--- start Source material ---

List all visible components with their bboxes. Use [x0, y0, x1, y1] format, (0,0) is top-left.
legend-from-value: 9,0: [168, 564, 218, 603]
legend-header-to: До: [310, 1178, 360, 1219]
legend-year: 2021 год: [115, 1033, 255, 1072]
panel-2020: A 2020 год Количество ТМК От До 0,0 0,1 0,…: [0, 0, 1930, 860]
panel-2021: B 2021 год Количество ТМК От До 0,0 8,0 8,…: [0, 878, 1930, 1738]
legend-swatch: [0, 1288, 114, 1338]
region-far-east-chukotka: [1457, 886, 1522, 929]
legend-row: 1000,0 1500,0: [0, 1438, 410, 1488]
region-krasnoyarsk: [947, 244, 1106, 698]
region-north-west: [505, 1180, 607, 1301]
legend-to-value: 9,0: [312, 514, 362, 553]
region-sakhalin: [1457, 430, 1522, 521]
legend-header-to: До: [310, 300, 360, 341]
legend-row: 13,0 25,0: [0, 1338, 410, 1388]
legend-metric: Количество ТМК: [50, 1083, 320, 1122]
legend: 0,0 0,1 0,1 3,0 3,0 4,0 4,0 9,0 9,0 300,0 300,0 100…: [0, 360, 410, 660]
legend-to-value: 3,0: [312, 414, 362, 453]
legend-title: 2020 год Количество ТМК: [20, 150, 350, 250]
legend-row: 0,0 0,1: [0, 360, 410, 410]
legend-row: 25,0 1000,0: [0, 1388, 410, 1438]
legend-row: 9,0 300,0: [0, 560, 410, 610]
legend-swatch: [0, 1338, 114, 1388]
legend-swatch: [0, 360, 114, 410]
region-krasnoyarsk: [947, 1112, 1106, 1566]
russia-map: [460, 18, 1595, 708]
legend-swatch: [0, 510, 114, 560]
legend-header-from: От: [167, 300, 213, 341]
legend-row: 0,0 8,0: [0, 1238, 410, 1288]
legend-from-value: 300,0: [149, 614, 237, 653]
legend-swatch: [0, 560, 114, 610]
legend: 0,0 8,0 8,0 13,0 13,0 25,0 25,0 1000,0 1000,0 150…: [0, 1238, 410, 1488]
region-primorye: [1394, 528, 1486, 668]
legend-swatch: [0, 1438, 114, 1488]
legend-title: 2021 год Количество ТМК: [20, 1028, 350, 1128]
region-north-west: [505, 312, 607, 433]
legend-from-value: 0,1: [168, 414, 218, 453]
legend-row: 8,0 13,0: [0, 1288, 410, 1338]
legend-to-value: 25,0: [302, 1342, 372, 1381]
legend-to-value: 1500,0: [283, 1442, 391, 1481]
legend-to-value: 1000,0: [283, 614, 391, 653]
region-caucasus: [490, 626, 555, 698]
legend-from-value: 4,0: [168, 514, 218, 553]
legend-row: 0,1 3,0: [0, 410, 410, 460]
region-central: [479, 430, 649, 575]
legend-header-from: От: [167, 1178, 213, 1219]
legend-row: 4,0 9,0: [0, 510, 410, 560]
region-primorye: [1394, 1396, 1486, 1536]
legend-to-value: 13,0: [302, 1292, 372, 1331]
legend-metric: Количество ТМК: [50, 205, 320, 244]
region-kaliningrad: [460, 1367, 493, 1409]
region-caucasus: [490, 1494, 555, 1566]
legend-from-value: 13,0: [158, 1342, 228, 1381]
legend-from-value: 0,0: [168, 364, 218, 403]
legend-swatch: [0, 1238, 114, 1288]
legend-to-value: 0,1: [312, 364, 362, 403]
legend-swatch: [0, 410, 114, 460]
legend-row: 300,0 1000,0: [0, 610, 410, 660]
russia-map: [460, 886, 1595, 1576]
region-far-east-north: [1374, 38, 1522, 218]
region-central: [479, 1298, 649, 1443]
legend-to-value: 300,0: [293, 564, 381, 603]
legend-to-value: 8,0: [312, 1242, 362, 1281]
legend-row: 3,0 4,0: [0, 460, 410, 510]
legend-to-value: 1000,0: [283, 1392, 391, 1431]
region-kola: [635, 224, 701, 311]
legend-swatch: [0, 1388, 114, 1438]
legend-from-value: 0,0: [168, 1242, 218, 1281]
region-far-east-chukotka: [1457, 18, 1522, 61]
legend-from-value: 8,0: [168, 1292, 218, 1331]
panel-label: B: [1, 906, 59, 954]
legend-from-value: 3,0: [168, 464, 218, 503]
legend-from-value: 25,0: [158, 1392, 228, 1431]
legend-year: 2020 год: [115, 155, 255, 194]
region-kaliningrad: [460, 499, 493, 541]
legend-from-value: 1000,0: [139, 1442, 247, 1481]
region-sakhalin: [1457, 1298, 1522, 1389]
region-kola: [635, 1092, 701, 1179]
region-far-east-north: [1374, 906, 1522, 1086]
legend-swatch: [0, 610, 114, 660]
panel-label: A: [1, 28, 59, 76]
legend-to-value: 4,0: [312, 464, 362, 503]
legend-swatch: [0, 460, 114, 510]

--- end Source material ---

## Task objective
Please reproduce the listing above word for word, from its first line through the line containing "legend-year: 2021 год: [115, 1033, 255, 1072]", with both of those lines included.

## Exercise answer
List all visible components with their bboxes. Use [x0, y0, x1, y1] format, (0,0) is top-left.
legend-from-value: 9,0: [168, 564, 218, 603]
legend-header-to: До: [310, 1178, 360, 1219]
legend-year: 2021 год: [115, 1033, 255, 1072]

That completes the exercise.